WHAT TO DO:
Copy each line of the records that holds the string "주식회사".

SUPPLIED DATA:
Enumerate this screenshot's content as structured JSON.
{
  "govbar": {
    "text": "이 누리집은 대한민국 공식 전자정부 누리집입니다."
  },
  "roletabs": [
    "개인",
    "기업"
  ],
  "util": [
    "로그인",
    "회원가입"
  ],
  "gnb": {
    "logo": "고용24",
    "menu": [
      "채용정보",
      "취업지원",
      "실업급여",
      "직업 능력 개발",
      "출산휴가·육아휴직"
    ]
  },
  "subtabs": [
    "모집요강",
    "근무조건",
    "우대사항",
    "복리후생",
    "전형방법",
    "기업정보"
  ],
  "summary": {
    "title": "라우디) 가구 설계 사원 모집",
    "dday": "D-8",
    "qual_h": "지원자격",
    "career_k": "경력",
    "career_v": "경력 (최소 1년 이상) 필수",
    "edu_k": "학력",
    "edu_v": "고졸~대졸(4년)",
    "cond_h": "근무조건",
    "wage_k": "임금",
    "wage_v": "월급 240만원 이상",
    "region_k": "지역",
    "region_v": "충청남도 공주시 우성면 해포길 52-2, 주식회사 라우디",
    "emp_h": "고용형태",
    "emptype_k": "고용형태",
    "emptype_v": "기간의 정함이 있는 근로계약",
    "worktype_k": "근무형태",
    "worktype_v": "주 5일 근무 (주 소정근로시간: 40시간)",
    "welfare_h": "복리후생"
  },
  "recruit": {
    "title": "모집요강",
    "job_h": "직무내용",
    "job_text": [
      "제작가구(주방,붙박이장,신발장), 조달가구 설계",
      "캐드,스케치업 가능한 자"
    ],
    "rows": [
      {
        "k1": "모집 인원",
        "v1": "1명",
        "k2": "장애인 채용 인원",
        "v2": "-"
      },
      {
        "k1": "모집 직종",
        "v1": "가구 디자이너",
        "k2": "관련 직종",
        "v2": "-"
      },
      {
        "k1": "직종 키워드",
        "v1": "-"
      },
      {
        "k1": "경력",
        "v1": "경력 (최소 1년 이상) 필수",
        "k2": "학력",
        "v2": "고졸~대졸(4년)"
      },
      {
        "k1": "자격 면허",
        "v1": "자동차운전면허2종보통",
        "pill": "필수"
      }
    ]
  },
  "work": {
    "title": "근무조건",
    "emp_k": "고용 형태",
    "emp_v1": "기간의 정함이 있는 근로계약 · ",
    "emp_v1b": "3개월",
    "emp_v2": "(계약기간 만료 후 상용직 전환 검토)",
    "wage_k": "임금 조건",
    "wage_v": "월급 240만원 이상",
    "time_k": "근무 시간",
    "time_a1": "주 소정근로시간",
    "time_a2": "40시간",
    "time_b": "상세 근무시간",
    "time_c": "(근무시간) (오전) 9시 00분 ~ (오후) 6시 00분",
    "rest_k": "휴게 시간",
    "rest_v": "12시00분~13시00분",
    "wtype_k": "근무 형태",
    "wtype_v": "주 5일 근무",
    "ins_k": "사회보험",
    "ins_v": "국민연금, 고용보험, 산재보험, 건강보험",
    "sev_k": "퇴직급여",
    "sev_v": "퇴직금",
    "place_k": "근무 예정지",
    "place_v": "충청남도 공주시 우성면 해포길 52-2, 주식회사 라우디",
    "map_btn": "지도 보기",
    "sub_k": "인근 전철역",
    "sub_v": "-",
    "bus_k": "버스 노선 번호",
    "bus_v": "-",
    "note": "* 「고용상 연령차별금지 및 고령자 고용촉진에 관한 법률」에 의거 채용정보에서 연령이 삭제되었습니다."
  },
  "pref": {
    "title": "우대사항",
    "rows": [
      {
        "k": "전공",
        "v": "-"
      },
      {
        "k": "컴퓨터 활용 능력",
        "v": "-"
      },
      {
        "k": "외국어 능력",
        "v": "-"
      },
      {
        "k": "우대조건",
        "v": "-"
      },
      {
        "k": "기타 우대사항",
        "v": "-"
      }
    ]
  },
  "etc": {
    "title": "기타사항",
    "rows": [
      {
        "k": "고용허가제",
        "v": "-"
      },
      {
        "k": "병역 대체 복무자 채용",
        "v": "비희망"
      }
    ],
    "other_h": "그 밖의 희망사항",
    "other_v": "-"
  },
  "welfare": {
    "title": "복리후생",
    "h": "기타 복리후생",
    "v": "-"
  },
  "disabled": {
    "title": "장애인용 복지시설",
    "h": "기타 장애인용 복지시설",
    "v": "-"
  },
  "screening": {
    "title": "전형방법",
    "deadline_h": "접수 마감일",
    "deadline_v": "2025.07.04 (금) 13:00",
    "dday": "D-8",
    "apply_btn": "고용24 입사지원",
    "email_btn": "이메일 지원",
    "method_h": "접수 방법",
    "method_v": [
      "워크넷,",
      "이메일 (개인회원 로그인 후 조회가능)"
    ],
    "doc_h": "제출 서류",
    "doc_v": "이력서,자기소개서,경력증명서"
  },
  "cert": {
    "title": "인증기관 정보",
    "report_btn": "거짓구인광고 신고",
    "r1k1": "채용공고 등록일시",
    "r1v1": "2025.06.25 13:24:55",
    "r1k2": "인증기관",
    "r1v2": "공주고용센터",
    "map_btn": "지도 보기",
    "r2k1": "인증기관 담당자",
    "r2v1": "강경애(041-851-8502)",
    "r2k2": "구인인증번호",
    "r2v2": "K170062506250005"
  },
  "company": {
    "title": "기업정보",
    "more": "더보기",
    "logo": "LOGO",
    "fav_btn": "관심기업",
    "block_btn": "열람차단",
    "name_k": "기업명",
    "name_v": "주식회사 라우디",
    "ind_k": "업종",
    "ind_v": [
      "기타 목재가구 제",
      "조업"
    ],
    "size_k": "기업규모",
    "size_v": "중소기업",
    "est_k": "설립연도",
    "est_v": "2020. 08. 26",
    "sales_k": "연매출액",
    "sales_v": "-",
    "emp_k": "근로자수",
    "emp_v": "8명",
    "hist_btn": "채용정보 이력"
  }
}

PROBLEM SOLUTION:
    "region_v": "충청남도 공주시 우성면 해포길 52-2, 주식회사 라우디",
    "place_v": "충청남도 공주시 우성면 해포길 52-2, 주식회사 라우디",
    "name_v": "주식회사 라우디",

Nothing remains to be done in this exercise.